**Task input**
=-=-=-=-=

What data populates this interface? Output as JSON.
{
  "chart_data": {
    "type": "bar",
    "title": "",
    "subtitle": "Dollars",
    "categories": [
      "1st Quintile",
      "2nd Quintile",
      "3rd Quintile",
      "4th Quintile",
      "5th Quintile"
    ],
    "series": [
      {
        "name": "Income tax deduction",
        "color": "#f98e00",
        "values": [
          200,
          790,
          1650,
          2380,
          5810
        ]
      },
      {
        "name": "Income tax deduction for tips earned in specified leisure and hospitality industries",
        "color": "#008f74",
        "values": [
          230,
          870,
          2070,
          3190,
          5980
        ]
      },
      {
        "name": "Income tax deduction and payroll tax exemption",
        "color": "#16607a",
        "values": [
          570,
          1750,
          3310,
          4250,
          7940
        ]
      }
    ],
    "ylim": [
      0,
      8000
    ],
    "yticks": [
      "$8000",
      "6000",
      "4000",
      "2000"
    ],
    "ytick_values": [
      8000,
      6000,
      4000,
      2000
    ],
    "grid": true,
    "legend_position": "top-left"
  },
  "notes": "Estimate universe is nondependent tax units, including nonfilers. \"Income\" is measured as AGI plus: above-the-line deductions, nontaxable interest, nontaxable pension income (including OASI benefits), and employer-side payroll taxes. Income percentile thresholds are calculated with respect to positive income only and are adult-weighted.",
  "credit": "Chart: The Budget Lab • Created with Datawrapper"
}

=-=-=-=-=

Would you give the material above again, complete and exact?

What data populates this interface? Output as JSON.
{
  "chart_data": {
    "type": "bar",
    "title": "",
    "subtitle": "Dollars",
    "categories": [
      "1st Quintile",
      "2nd Quintile",
      "3rd Quintile",
      "4th Quintile",
      "5th Quintile"
    ],
    "series": [
      {
        "name": "Income tax deduction",
        "color": "#f98e00",
        "values": [
          200,
          790,
          1650,
          2380,
          5810
        ]
      },
      {
        "name": "Income tax deduction for tips earned in specified leisure and hospitality industries",
        "color": "#008f74",
        "values": [
          230,
          870,
          2070,
          3190,
          5980
        ]
      },
      {
        "name": "Income tax deduction and payroll tax exemption",
        "color": "#16607a",
        "values": [
          570,
          1750,
          3310,
          4250,
          7940
        ]
      }
    ],
    "ylim": [
      0,
      8000
    ],
    "yticks": [
      "$8000",
      "6000",
      "4000",
      "2000"
    ],
    "ytick_values": [
      8000,
      6000,
      4000,
      2000
    ],
    "grid": true,
    "legend_position": "top-left"
  },
  "notes": "Estimate universe is nondependent tax units, including nonfilers. \"Income\" is measured as AGI plus: above-the-line deductions, nontaxable interest, nontaxable pension income (including OASI benefits), and employer-side payroll taxes. Income percentile thresholds are calculated with respect to positive income only and are adult-weighted.",
  "credit": "Chart: The Budget Lab • Created with Datawrapper"
}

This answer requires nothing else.